(Data excerpts)
[BEGIN]
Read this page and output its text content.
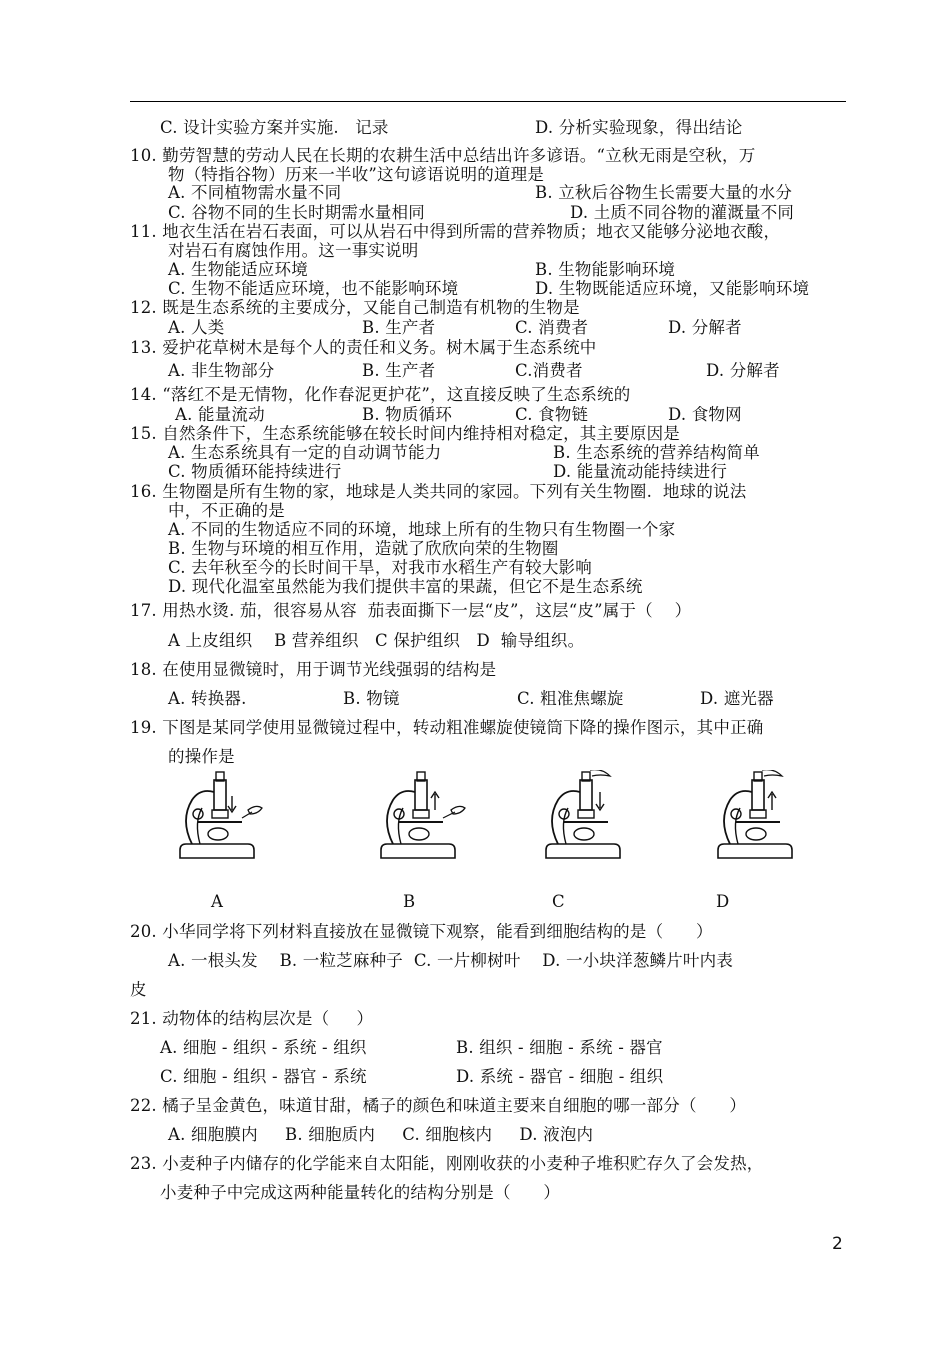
C. 设计实验方案并实施.   记录	D. 分析实验现象，得出结论
10. 勤劳智慧的劳动人民在长期的农耕生活中总结出许多谚语。“立秋无雨是空秋，万
物（特指谷物）历来一半收”这句谚语说明的道理是
A. 不同植物需水量不同	B. 立秋后谷物生长需要大量的水分
C. 谷物不同的生长时期需水量相同	D. 土质不同谷物的灌溉量不同
11. 地衣生活在岩石表面，可以从岩石中得到所需的营养物质；地衣又能够分泌地衣酸，
对岩石有腐蚀作用。这一事实说明
A. 生物能适应环境	B. 生物能影响环境
C. 生物不能适应环境，也不能影响环境	D. 生物既能适应环境，又能影响环境
12. 既是生态系统的主要成分，又能自己制造有机物的生物是
A. 人类	B. 生产者	C. 消费者	D. 分解者
13. 爱护花草树木是每个人的责任和义务。树木属于生态系统中
A. 非生物部分	B. 生产者	C.消费者	D. 分解者
14. “落红不是无情物，化作春泥更护花”，这直接反映了生态系统的
A. 能量流动	B. 物质循环	C. 食物链	D. 食物网
15. 自然条件下，生态系统能够在较长时间内维持相对稳定，其主要原因是
A. 生态系统具有一定的自动调节能力	B. 生态系统的营养结构简单
C. 物质循环能持续进行	D. 能量流动能持续进行
16. 生物圈是所有生物的家，地球是人类共同的家园。下列有关生物圈.  地球的说法
中，不正确的是
A. 不同的生物适应不同的环境，地球上所有的生物只有生物圈一个家
B. 生物与环境的相互作用，造就了欣欣向荣的生物圈
C. 去年秋至今的长时间干旱，对我市水稻生产有较大影响
D. 现代化温室虽然能为我们提供丰富的果蔬，但它不是生态系统
17. 用热水烫. 茄，很容易从容  茄表面撕下一层“皮”，这层“皮”属于（    ）
A 上皮组织    B 营养组织   C 保护组织   D  输导组织。
18. 在使用显微镜时，用于调节光线强弱的结构是
A. 转换器.	B. 物镜	C. 粗准焦螺旋	D. 遮光器
19. 下图是某同学使用显微镜过程中，转动粗准螺旋使镜筒下降的操作图示，其中正确
的操作是
20. 小华同学将下列材料直接放在显微镜下观察，能看到细胞结构的是（      ）
A. 一根头发    B. 一粒芝麻种子  C. 一片柳树叶    D. 一小块洋葱鳞片叶内表
皮
21. 动物体的结构层次是（     ）
A. 细胞 - 组织 - 系统 - 组织	B. 组织 - 细胞 - 系统 - 器官
C. 细胞 - 组织 - 器官 - 系统	D. 系统 - 器官 - 细胞 - 组织
22. 橘子呈金黄色，味道甘甜，橘子的颜色和味道主要来自细胞的哪一部分（      ）
A. 细胞膜内     B. 细胞质内     C. 细胞核内     D. 液泡内
23. 小麦种子内储存的化学能来自太阳能，刚刚收获的小麦种子堆积贮存久了会发热，
小麦种子中完成这两种能量转化的结构分别是（      ）
A	B	C	D
2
[END]
### WHAT IS EXPECTED
Without the pictures, reproduce every line of the records above exactly.

### EXPECTED ANSWER
Read this page and output its text content.
C. 设计实验方案并实施.   记录	D. 分析实验现象，得出结论
10. 勤劳智慧的劳动人民在长期的农耕生活中总结出许多谚语。“立秋无雨是空秋，万
物（特指谷物）历来一半收”这句谚语说明的道理是
A. 不同植物需水量不同	B. 立秋后谷物生长需要大量的水分
C. 谷物不同的生长时期需水量相同	D. 土质不同谷物的灌溉量不同
11. 地衣生活在岩石表面，可以从岩石中得到所需的营养物质；地衣又能够分泌地衣酸，
对岩石有腐蚀作用。这一事实说明
A. 生物能适应环境	B. 生物能影响环境
C. 生物不能适应环境，也不能影响环境	D. 生物既能适应环境，又能影响环境
12. 既是生态系统的主要成分，又能自己制造有机物的生物是
A. 人类	B. 生产者	C. 消费者	D. 分解者
13. 爱护花草树木是每个人的责任和义务。树木属于生态系统中
A. 非生物部分	B. 生产者	C.消费者	D. 分解者
14. “落红不是无情物，化作春泥更护花”，这直接反映了生态系统的
A. 能量流动	B. 物质循环	C. 食物链	D. 食物网
15. 自然条件下，生态系统能够在较长时间内维持相对稳定，其主要原因是
A. 生态系统具有一定的自动调节能力	B. 生态系统的营养结构简单
C. 物质循环能持续进行	D. 能量流动能持续进行
16. 生物圈是所有生物的家，地球是人类共同的家园。下列有关生物圈.  地球的说法
中，不正确的是
A. 不同的生物适应不同的环境，地球上所有的生物只有生物圈一个家
B. 生物与环境的相互作用，造就了欣欣向荣的生物圈
C. 去年秋至今的长时间干旱，对我市水稻生产有较大影响
D. 现代化温室虽然能为我们提供丰富的果蔬，但它不是生态系统
17. 用热水烫. 茄，很容易从容  茄表面撕下一层“皮”，这层“皮”属于（    ）
A 上皮组织    B 营养组织   C 保护组织   D  输导组织。
18. 在使用显微镜时，用于调节光线强弱的结构是
A. 转换器.	B. 物镜	C. 粗准焦螺旋	D. 遮光器
19. 下图是某同学使用显微镜过程中，转动粗准螺旋使镜筒下降的操作图示，其中正确
的操作是
20. 小华同学将下列材料直接放在显微镜下观察，能看到细胞结构的是（      ）
A. 一根头发    B. 一粒芝麻种子  C. 一片柳树叶    D. 一小块洋葱鳞片叶内表
皮
21. 动物体的结构层次是（     ）
A. 细胞 - 组织 - 系统 - 组织	B. 组织 - 细胞 - 系统 - 器官
C. 细胞 - 组织 - 器官 - 系统	D. 系统 - 器官 - 细胞 - 组织
22. 橘子呈金黄色，味道甘甜，橘子的颜色和味道主要来自细胞的哪一部分（      ）
A. 细胞膜内     B. 细胞质内     C. 细胞核内     D. 液泡内
23. 小麦种子内储存的化学能来自太阳能，刚刚收获的小麦种子堆积贮存久了会发热，
小麦种子中完成这两种能量转化的结构分别是（      ）
A	B	C	D
2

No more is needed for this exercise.